§ WRITTEN REQUEST
For every line in the records that has the word "لیست", make a copy.

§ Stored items

— Start —

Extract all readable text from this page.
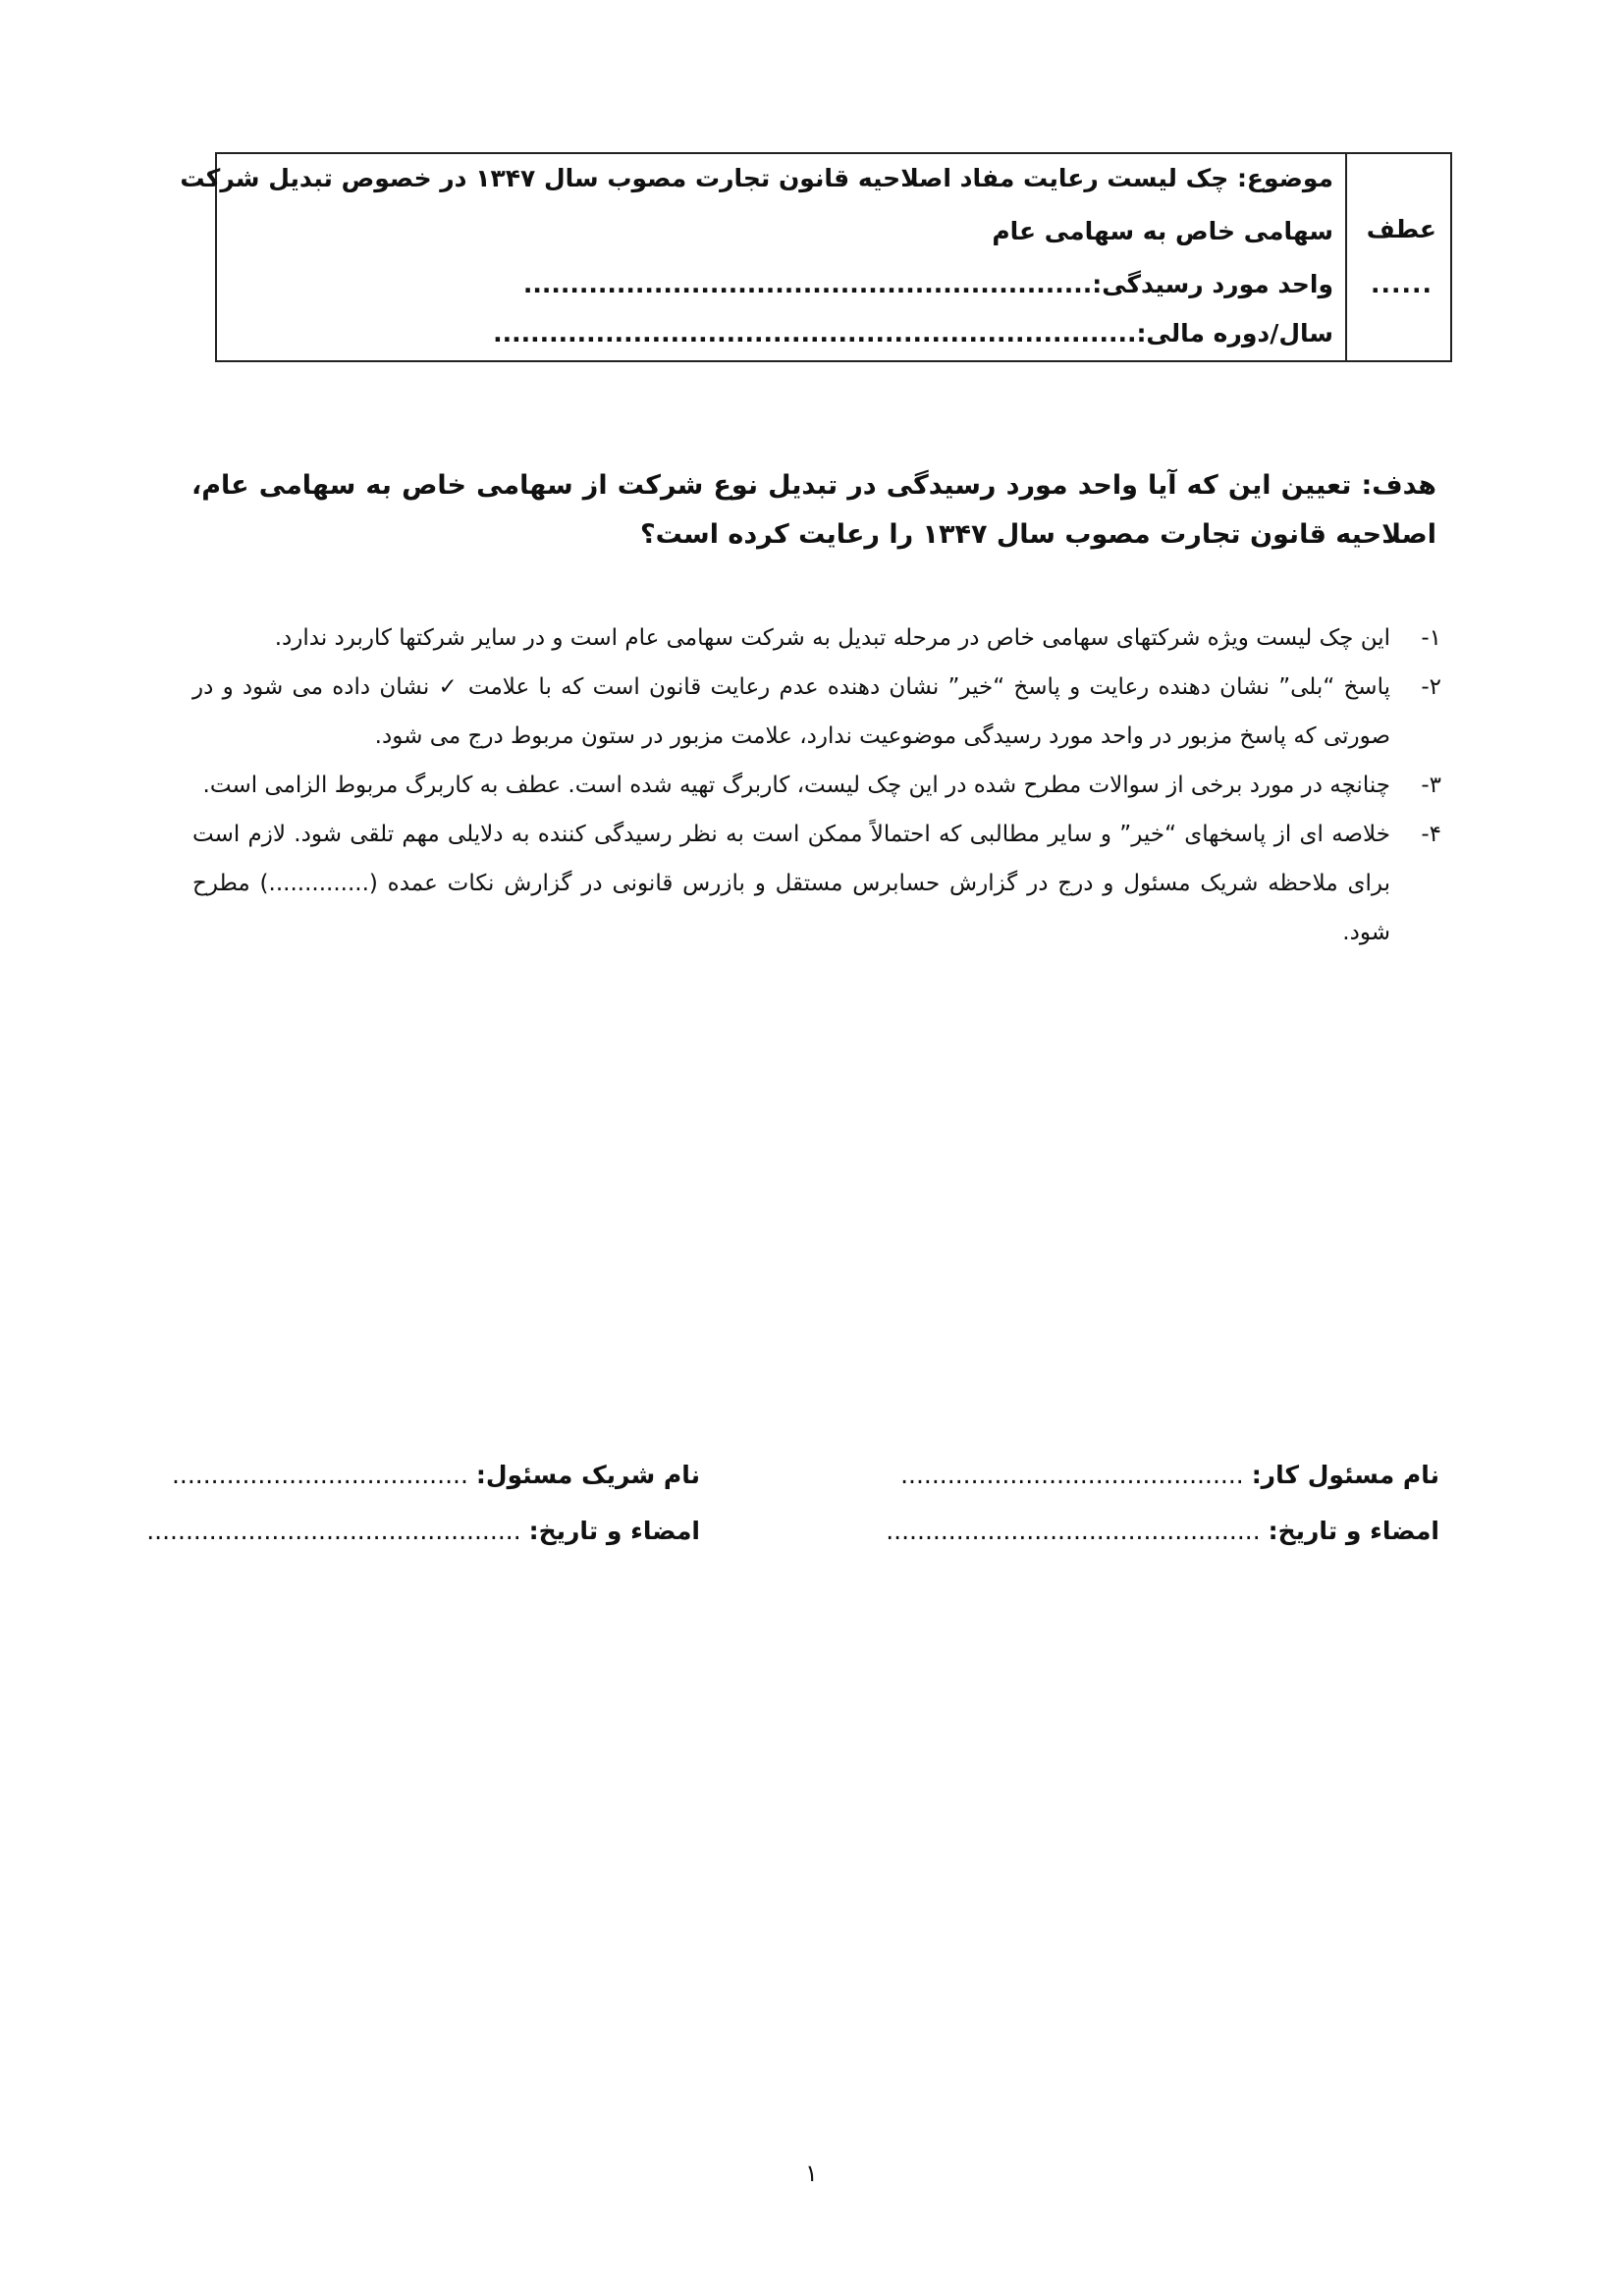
عطف
......
موضوع: چک لیست رعایت مفاد اصلاحیه قانون تجارت مصوب سال ۱۳۴۷ در خصوص تبدیل شرکت
سهامی خاص به سهامی عام
واحد مورد رسیدگی:.............................................................
سال/دوره مالی:.....................................................................
هدف: تعیین این که آیا واحد مورد رسیدگی در تبدیل نوع شرکت از سهامی خاص به سهامی عام، اصلاحیه قانون تجارت مصوب سال ۱۳۴۷ را رعایت کرده است؟
۱-
این چک لیست ویژه شرکتهای سهامی خاص در مرحله تبدیل به شرکت سهامی عام است و در سایر شرکتها کاربرد ندارد.
۲-
پاسخ “بلی” نشان دهنده رعایت و پاسخ “خیر” نشان دهنده عدم رعایت قانون است که با علامت ✓ نشان داده می شود و در صورتی که پاسخ مزبور در واحد مورد رسیدگی موضوعیت ندارد، علامت مزبور در ستون مربوط درج می شود.
۳-
چنانچه در مورد برخی از سوالات مطرح شده در این چک لیست، کاربرگ تهیه شده است. عطف به کاربرگ مربوط الزامی است.
۴-
خلاصه ای از پاسخهای “خیر” و سایر مطالبی که احتمالاً ممکن است به نظر رسیدگی کننده به دلایلی مهم تلقی شود. لازم است برای ملاحظه شریک مسئول و درج در گزارش حسابرس مستقل و بازرس قانونی در گزارش نکات عمده (..............) مطرح شود.
نام مسئول کار: ............................................
امضاء و تاریخ: ................................................
نام شریک مسئول: ......................................
امضاء و تاریخ: ................................................
۱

— End —

§ EXERCISE ANSWER
موضوع: چک لیست رعایت مفاد اصلاحیه قانون تجارت مصوب سال ۱۳۴۷ در خصوص تبدیل شرکت
این چک لیست ویژه شرکتهای سهامی خاص در مرحله تبدیل به شرکت سهامی عام است و در سایر شرکتها کاربرد ندارد.
چنانچه در مورد برخی از سوالات مطرح شده در این چک لیست، کاربرگ تهیه شده است. عطف به کاربرگ مربوط الزامی است.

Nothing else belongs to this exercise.